* GIVEN TASK: Search the material below for the word "impact" and copy every line in which it occurs.

* TASK MATERIAL:

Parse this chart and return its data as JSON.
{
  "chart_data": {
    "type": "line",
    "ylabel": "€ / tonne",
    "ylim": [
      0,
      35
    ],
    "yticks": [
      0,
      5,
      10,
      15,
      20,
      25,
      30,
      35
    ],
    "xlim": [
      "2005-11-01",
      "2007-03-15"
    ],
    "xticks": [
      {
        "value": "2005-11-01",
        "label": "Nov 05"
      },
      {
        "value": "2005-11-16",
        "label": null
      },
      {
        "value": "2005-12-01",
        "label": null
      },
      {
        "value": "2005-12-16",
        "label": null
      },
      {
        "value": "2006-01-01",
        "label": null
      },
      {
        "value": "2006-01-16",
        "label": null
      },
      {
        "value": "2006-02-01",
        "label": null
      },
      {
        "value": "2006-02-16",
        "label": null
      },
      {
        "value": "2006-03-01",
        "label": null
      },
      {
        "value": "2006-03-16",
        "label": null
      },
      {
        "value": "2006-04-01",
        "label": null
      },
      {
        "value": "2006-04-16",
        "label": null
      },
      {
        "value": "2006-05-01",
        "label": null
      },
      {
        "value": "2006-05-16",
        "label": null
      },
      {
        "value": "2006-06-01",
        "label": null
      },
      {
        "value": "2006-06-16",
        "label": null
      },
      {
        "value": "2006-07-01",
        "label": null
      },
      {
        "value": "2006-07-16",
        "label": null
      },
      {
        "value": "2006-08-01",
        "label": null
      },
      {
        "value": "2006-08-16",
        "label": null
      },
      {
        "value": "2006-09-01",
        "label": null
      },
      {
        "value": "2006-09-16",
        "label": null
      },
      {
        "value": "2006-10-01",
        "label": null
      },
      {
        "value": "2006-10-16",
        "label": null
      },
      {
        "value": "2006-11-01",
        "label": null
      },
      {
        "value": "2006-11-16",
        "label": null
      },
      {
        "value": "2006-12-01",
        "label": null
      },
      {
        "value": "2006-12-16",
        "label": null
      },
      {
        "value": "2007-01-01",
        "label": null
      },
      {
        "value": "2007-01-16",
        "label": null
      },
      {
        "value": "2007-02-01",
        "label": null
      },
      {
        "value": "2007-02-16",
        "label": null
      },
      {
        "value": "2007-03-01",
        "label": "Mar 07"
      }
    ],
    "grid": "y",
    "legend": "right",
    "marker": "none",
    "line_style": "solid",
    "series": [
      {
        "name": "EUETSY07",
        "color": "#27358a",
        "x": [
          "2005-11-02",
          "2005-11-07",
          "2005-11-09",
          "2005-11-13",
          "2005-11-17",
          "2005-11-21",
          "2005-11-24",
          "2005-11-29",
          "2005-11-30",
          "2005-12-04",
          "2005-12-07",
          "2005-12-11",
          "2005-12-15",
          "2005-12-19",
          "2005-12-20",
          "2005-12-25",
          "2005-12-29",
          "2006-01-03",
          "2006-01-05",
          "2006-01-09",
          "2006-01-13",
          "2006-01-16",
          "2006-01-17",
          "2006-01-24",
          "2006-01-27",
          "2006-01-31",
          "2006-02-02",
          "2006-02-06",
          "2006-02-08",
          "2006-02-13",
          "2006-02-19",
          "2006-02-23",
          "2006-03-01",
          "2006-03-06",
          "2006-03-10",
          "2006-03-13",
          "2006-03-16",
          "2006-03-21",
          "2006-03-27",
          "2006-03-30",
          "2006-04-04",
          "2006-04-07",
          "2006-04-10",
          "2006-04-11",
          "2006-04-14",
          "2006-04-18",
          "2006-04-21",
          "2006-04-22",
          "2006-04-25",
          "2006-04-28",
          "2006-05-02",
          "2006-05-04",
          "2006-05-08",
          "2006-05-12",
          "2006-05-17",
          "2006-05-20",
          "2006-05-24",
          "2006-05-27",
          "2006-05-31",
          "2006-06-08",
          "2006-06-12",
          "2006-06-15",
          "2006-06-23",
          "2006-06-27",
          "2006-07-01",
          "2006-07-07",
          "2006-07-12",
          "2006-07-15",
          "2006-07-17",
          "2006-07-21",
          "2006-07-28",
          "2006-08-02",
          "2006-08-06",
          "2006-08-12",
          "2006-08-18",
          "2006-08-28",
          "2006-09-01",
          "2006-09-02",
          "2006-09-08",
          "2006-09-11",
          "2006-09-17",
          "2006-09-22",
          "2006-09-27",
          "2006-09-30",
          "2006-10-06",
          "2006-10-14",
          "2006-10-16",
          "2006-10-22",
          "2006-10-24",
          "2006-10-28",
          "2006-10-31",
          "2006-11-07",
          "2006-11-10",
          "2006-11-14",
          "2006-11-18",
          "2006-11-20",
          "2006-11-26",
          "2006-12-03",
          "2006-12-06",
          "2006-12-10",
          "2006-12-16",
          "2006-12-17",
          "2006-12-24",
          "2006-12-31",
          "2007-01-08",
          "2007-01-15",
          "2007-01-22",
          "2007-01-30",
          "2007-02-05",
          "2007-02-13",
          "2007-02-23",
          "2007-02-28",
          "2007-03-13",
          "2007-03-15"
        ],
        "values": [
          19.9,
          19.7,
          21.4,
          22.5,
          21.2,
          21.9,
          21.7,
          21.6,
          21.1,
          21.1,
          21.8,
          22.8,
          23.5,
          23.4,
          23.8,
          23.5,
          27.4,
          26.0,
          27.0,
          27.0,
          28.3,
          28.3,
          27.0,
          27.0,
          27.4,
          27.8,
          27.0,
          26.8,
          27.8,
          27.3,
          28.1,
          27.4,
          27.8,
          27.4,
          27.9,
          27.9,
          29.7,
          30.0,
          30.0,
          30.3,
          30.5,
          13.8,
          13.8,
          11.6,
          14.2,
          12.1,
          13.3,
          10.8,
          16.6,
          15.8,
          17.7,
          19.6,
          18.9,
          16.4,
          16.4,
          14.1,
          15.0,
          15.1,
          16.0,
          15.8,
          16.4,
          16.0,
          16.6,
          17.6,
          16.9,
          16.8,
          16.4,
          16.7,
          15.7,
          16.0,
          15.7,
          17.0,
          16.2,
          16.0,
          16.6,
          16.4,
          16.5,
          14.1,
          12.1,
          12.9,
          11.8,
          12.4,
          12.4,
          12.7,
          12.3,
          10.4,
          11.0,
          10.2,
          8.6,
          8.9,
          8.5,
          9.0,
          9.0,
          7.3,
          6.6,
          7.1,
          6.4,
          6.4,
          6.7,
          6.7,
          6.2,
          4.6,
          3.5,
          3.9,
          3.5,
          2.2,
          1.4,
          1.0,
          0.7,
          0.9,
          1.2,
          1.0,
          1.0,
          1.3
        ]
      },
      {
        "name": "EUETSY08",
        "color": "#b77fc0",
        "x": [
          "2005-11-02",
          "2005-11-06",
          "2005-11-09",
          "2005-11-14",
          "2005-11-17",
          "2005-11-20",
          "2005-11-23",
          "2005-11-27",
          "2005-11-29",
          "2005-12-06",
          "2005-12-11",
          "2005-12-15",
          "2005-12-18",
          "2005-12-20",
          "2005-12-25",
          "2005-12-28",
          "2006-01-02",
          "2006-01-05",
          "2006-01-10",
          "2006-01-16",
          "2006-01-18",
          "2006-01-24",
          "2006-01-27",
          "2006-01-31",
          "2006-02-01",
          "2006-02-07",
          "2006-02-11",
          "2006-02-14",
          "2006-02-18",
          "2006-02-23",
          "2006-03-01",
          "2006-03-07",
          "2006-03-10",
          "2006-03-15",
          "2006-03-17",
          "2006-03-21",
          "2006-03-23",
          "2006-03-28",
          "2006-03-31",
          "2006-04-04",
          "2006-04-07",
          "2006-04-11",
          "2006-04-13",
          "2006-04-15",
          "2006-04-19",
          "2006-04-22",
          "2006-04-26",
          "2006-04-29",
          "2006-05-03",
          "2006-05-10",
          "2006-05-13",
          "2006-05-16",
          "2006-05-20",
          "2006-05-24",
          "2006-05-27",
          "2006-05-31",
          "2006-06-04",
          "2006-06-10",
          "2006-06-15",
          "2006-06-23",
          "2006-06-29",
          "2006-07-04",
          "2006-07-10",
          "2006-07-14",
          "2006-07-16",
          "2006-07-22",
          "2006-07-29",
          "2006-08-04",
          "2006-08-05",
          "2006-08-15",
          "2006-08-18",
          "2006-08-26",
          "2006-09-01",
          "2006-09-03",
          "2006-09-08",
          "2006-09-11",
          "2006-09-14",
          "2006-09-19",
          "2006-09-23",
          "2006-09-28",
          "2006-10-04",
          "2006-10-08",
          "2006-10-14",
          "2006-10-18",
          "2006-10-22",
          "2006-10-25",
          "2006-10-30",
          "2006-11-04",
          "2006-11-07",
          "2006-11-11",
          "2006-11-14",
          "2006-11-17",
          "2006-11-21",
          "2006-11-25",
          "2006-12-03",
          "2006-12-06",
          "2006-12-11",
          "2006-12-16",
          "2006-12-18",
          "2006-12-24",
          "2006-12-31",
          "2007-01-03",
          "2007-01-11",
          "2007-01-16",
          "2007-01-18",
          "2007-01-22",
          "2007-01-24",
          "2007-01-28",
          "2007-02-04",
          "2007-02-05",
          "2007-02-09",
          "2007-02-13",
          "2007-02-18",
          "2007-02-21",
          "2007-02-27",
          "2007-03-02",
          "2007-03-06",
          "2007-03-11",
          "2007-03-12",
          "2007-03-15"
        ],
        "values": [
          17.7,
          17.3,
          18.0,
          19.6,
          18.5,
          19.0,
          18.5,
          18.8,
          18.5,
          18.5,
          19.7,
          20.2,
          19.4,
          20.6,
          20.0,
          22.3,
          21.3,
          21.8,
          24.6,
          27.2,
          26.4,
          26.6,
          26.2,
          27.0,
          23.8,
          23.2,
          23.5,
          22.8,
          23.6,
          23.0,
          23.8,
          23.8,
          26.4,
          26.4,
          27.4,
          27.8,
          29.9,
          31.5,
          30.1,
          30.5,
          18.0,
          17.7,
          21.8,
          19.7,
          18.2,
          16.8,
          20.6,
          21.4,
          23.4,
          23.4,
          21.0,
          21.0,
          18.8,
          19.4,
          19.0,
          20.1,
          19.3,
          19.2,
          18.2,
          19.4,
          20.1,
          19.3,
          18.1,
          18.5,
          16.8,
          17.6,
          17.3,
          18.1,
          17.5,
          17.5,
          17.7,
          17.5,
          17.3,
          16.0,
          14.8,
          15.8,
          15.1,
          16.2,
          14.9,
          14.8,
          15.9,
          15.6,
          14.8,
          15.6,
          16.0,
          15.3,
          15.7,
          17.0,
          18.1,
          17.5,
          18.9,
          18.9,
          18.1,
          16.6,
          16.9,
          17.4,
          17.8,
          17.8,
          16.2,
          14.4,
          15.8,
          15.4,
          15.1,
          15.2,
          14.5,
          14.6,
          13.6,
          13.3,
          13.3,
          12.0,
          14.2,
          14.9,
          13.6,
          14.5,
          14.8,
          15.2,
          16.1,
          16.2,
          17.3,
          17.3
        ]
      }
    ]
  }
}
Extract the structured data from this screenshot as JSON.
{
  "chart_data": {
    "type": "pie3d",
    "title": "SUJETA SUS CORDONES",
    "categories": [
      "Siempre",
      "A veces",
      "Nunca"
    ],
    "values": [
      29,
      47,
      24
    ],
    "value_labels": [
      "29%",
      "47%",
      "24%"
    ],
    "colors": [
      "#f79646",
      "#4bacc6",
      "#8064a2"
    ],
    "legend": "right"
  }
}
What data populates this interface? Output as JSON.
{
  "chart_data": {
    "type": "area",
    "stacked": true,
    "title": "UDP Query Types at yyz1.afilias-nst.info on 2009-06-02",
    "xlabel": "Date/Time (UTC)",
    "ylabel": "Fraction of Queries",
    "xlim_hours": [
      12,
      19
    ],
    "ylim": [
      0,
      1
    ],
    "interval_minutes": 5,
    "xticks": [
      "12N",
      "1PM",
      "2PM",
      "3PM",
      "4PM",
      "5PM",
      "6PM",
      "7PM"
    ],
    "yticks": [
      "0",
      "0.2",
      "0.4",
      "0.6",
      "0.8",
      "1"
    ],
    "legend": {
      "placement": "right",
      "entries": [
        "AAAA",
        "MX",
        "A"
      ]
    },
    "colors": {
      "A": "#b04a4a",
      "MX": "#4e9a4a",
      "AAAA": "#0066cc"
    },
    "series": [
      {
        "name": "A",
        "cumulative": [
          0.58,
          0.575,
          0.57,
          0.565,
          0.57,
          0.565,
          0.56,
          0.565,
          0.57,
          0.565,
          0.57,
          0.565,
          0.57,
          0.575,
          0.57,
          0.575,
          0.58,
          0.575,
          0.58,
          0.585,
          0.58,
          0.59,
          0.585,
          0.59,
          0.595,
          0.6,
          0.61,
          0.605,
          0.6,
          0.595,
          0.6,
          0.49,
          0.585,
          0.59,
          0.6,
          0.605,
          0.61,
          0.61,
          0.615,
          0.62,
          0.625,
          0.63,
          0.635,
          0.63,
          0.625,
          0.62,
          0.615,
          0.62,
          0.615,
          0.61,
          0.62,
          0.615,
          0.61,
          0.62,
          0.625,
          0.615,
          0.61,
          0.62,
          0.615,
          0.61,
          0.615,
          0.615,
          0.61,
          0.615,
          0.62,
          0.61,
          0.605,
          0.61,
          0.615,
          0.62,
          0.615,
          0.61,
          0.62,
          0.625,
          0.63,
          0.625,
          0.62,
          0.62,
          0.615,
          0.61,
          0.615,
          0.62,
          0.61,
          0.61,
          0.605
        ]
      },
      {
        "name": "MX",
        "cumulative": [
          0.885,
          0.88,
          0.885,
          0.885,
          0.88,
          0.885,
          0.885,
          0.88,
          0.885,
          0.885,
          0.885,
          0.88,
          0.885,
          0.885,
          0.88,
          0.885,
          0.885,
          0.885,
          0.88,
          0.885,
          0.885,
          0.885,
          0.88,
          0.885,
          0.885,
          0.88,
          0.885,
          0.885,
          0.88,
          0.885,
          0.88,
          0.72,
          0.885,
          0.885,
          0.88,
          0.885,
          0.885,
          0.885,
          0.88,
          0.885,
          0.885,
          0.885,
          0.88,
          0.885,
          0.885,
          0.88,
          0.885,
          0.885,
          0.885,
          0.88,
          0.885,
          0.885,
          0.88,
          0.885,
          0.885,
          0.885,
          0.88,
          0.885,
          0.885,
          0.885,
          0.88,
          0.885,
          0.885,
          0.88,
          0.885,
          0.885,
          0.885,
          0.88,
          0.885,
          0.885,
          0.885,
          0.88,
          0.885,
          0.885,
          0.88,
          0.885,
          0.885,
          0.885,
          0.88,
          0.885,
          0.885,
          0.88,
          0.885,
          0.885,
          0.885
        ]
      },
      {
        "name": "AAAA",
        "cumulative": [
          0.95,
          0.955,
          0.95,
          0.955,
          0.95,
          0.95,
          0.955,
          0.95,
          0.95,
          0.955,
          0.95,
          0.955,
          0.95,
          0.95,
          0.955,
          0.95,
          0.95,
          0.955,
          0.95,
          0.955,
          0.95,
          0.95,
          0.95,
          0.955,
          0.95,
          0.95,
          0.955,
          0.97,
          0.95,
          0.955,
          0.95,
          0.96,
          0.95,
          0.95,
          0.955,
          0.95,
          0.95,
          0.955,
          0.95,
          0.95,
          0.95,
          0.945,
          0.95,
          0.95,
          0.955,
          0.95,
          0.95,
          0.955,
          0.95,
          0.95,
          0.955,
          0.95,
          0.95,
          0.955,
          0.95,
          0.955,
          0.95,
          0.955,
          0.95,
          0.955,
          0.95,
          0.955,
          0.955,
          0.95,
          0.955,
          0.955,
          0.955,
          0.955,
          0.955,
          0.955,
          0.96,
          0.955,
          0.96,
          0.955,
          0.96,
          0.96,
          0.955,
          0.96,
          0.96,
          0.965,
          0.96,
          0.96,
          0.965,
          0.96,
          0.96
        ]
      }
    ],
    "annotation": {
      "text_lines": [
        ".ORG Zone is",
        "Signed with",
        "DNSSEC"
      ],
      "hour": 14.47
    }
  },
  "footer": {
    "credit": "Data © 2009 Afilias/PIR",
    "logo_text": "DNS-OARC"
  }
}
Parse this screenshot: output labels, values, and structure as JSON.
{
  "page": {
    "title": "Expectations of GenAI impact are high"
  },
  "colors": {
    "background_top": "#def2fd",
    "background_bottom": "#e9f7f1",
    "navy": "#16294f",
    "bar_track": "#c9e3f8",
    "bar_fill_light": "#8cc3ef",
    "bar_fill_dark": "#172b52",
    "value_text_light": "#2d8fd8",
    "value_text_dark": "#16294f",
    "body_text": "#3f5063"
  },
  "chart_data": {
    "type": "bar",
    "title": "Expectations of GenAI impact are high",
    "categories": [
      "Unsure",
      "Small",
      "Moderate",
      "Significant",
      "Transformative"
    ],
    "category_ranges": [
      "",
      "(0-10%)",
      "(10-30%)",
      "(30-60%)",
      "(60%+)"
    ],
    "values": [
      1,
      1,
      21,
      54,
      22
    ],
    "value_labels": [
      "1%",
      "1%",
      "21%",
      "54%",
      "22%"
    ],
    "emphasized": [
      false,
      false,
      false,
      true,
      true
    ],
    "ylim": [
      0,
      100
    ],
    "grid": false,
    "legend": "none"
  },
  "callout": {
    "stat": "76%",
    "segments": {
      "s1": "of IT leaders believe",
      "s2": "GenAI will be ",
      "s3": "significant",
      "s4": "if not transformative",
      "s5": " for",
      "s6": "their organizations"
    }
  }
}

* RESULT OF THIS TASK:
    "title": "Expectations of GenAI impact are high"
    "title": "Expectations of GenAI impact are high",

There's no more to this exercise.